From the listing below, extract each entry exactly as written, minus the images.

..............................

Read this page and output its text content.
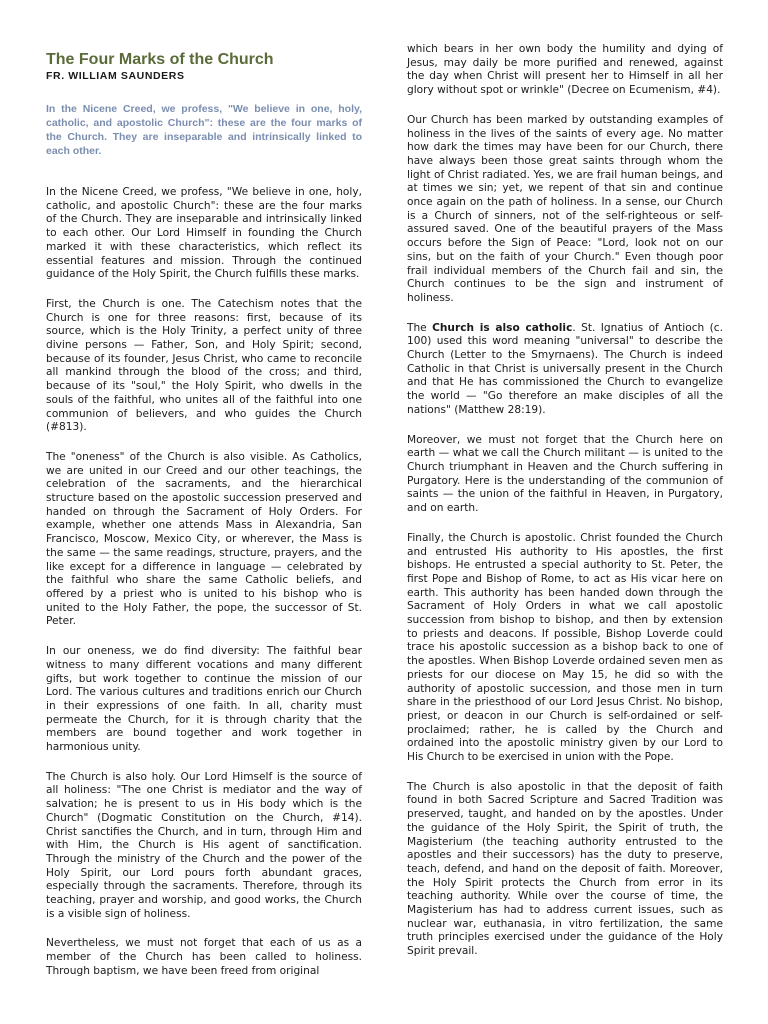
The Four Marks of the Church
FR. WILLIAM SAUNDERS

In the Nicene Creed, we profess, "We believe in one, holy, catholic, and apostolic Church": these are the four marks of the Church. They are inseparable and intrinsically linked to each other.

In the Nicene Creed, we profess, "We believe in one, holy, catholic, and apostolic Church": these are the four marks of the Church. They are inseparable and intrinsically linked to each other. Our Lord Himself in founding the Church marked it with these characteristics, which reflect its essential features and mission. Through the continued guidance of the Holy Spirit, the Church fulfills these marks.

First, the Church is one. The Catechism notes that the Church is one for three reasons: first, because of its source, which is the Holy Trinity, a perfect unity of three divine persons — Father, Son, and Holy Spirit; second, because of its founder, Jesus Christ, who came to reconcile all mankind through the blood of the cross; and third, because of its "soul," the Holy Spirit, who dwells in the souls of the faithful, who unites all of the faithful into one communion of believers, and who guides the Church (#813).

The "oneness" of the Church is also visible. As Catholics, we are united in our Creed and our other teachings, the celebration of the sacraments, and the hierarchical structure based on the apostolic succession preserved and handed on through the Sacrament of Holy Orders. For example, whether one attends Mass in Alexandria, San Francisco, Moscow, Mexico City, or wherever, the Mass is the same — the same readings, structure, prayers, and the like except for a difference in language — celebrated by the faithful who share the same Catholic beliefs, and offered by a priest who is united to his bishop who is united to the Holy Father, the pope, the successor of St. Peter.

In our oneness, we do find diversity: The faithful bear witness to many different vocations and many different gifts, but work together to continue the mission of our Lord. The various cultures and traditions enrich our Church in their expressions of one faith. In all, charity must permeate the Church, for it is through charity that the members are bound together and work together in harmonious unity.

The Church is also holy. Our Lord Himself is the source of all holiness: "The one Christ is mediator and the way of salvation; he is present to us in His body which is the Church" (Dogmatic Constitution on the Church, #14). Christ sanctifies the Church, and in turn, through Him and with Him, the Church is His agent of sanctification. Through the ministry of the Church and the power of the Holy Spirit, our Lord pours forth abundant graces, especially through the sacraments. Therefore, through its teaching, prayer and worship, and good works, the Church is a visible sign of holiness.

Nevertheless, we must not forget that each of us as a member of the Church has been called to holiness. Through baptism, we have been freed from original

which bears in her own body the humility and dying of Jesus, may daily be more purified and renewed, against the day when Christ will present her to Himself in all her glory without spot or wrinkle" (Decree on Ecumenism, #4).

Our Church has been marked by outstanding examples of holiness in the lives of the saints of every age. No matter how dark the times may have been for our Church, there have always been those great saints through whom the light of Christ radiated. Yes, we are frail human beings, and at times we sin; yet, we repent of that sin and continue once again on the path of holiness. In a sense, our Church is a Church of sinners, not of the self-righteous or self-assured saved. One of the beautiful prayers of the Mass occurs before the Sign of Peace: "Lord, look not on our sins, but on the faith of your Church." Even though poor frail individual members of the Church fail and sin, the Church continues to be the sign and instrument of holiness.

The Church is also catholic. St. Ignatius of Antioch (c. 100) used this word meaning "universal" to describe the Church (Letter to the Smyrnaens). The Church is indeed Catholic in that Christ is universally present in the Church and that He has commissioned the Church to evangelize the world — "Go therefore an make disciples of all the nations" (Matthew 28:19).

Moreover, we must not forget that the Church here on earth — what we call the Church militant — is united to the Church triumphant in Heaven and the Church suffering in Purgatory. Here is the understanding of the communion of saints — the union of the faithful in Heaven, in Purgatory, and on earth.

Finally, the Church is apostolic. Christ founded the Church and entrusted His authority to His apostles, the first bishops. He entrusted a special authority to St. Peter, the first Pope and Bishop of Rome, to act as His vicar here on earth. This authority has been handed down through the Sacrament of Holy Orders in what we call apostolic succession from bishop to bishop, and then by extension to priests and deacons. If possible, Bishop Loverde could trace his apostolic succession as a bishop back to one of the apostles. When Bishop Loverde ordained seven men as priests for our diocese on May 15, he did so with the authority of apostolic succession, and those men in turn share in the priesthood of our Lord Jesus Christ. No bishop, priest, or deacon in our Church is self-ordained or self-proclaimed; rather, he is called by the Church and ordained into the apostolic ministry given by our Lord to His Church to be exercised in union with the Pope.

The Church is also apostolic in that the deposit of faith found in both Sacred Scripture and Sacred Tradition was preserved, taught, and handed on by the apostles. Under the guidance of the Holy Spirit, the Spirit of truth, the Magisterium (the teaching authority entrusted to the apostles and their successors) has the duty to preserve, teach, defend, and hand on the deposit of faith. Moreover, the Holy Spirit protects the Church from error in its teaching authority. While over the course of time, the Magisterium has had to address current issues, such as nuclear war, euthanasia, in vitro fertilization, the same truth principles exercised under the guidance of the Holy Spirit prevail.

..............................

** COMPLETED TASK **
Read this page and output its text content.
The Four Marks of the Church
FR. WILLIAM SAUNDERS

In the Nicene Creed, we profess, "We believe in one, holy, catholic, and apostolic Church": these are the four marks of the Church. They are inseparable and intrinsically linked to each other.

In the Nicene Creed, we profess, "We believe in one, holy, catholic, and apostolic Church": these are the four marks of the Church. They are inseparable and intrinsically linked to each other. Our Lord Himself in founding the Church marked it with these characteristics, which reflect its essential features and mission. Through the continued guidance of the Holy Spirit, the Church fulfills these marks.

First, the Church is one. The Catechism notes that the Church is one for three reasons: first, because of its source, which is the Holy Trinity, a perfect unity of three divine persons — Father, Son, and Holy Spirit; second, because of its founder, Jesus Christ, who came to reconcile all mankind through the blood of the cross; and third, because of its "soul," the Holy Spirit, who dwells in the souls of the faithful, who unites all of the faithful into one communion of believers, and who guides the Church (#813).

The "oneness" of the Church is also visible. As Catholics, we are united in our Creed and our other teachings, the celebration of the sacraments, and the hierarchical structure based on the apostolic succession preserved and handed on through the Sacrament of Holy Orders. For example, whether one attends Mass in Alexandria, San Francisco, Moscow, Mexico City, or wherever, the Mass is the same — the same readings, structure, prayers, and the like except for a difference in language — celebrated by the faithful who share the same Catholic beliefs, and offered by a priest who is united to his bishop who is united to the Holy Father, the pope, the successor of St. Peter.

In our oneness, we do find diversity: The faithful bear witness to many different vocations and many different gifts, but work together to continue the mission of our Lord. The various cultures and traditions enrich our Church in their expressions of one faith. In all, charity must permeate the Church, for it is through charity that the members are bound together and work together in harmonious unity.

The Church is also holy. Our Lord Himself is the source of all holiness: "The one Christ is mediator and the way of salvation; he is present to us in His body which is the Church" (Dogmatic Constitution on the Church, #14). Christ sanctifies the Church, and in turn, through Him and with Him, the Church is His agent of sanctification. Through the ministry of the Church and the power of the Holy Spirit, our Lord pours forth abundant graces, especially through the sacraments. Therefore, through its teaching, prayer and worship, and good works, the Church is a visible sign of holiness.

Nevertheless, we must not forget that each of us as a member of the Church has been called to holiness. Through baptism, we have been freed from original

which bears in her own body the humility and dying of Jesus, may daily be more purified and renewed, against the day when Christ will present her to Himself in all her glory without spot or wrinkle" (Decree on Ecumenism, #4).

Our Church has been marked by outstanding examples of holiness in the lives of the saints of every age. No matter how dark the times may have been for our Church, there have always been those great saints through whom the light of Christ radiated. Yes, we are frail human beings, and at times we sin; yet, we repent of that sin and continue once again on the path of holiness. In a sense, our Church is a Church of sinners, not of the self-righteous or self-assured saved. One of the beautiful prayers of the Mass occurs before the Sign of Peace: "Lord, look not on our sins, but on the faith of your Church." Even though poor frail individual members of the Church fail and sin, the Church continues to be the sign and instrument of holiness.

The Church is also catholic. St. Ignatius of Antioch (c. 100) used this word meaning "universal" to describe the Church (Letter to the Smyrnaens). The Church is indeed Catholic in that Christ is universally present in the Church and that He has commissioned the Church to evangelize the world — "Go therefore an make disciples of all the nations" (Matthew 28:19).

Moreover, we must not forget that the Church here on earth — what we call the Church militant — is united to the Church triumphant in Heaven and the Church suffering in Purgatory. Here is the understanding of the communion of saints — the union of the faithful in Heaven, in Purgatory, and on earth.

Finally, the Church is apostolic. Christ founded the Church and entrusted His authority to His apostles, the first bishops. He entrusted a special authority to St. Peter, the first Pope and Bishop of Rome, to act as His vicar here on earth. This authority has been handed down through the Sacrament of Holy Orders in what we call apostolic succession from bishop to bishop, and then by extension to priests and deacons. If possible, Bishop Loverde could trace his apostolic succession as a bishop back to one of the apostles. When Bishop Loverde ordained seven men as priests for our diocese on May 15, he did so with the authority of apostolic succession, and those men in turn share in the priesthood of our Lord Jesus Christ. No bishop, priest, or deacon in our Church is self-ordained or self-proclaimed; rather, he is called by the Church and ordained into the apostolic ministry given by our Lord to His Church to be exercised in union with the Pope.

The Church is also apostolic in that the deposit of faith found in both Sacred Scripture and Sacred Tradition was preserved, taught, and handed on by the apostles. Under the guidance of the Holy Spirit, the Spirit of truth, the Magisterium (the teaching authority entrusted to the apostles and their successors) has the duty to preserve, teach, defend, and hand on the deposit of faith. Moreover, the Holy Spirit protects the Church from error in its teaching authority. While over the course of time, the Magisterium has had to address current issues, such as nuclear war, euthanasia, in vitro fertilization, the same truth principles exercised under the guidance of the Holy Spirit prevail.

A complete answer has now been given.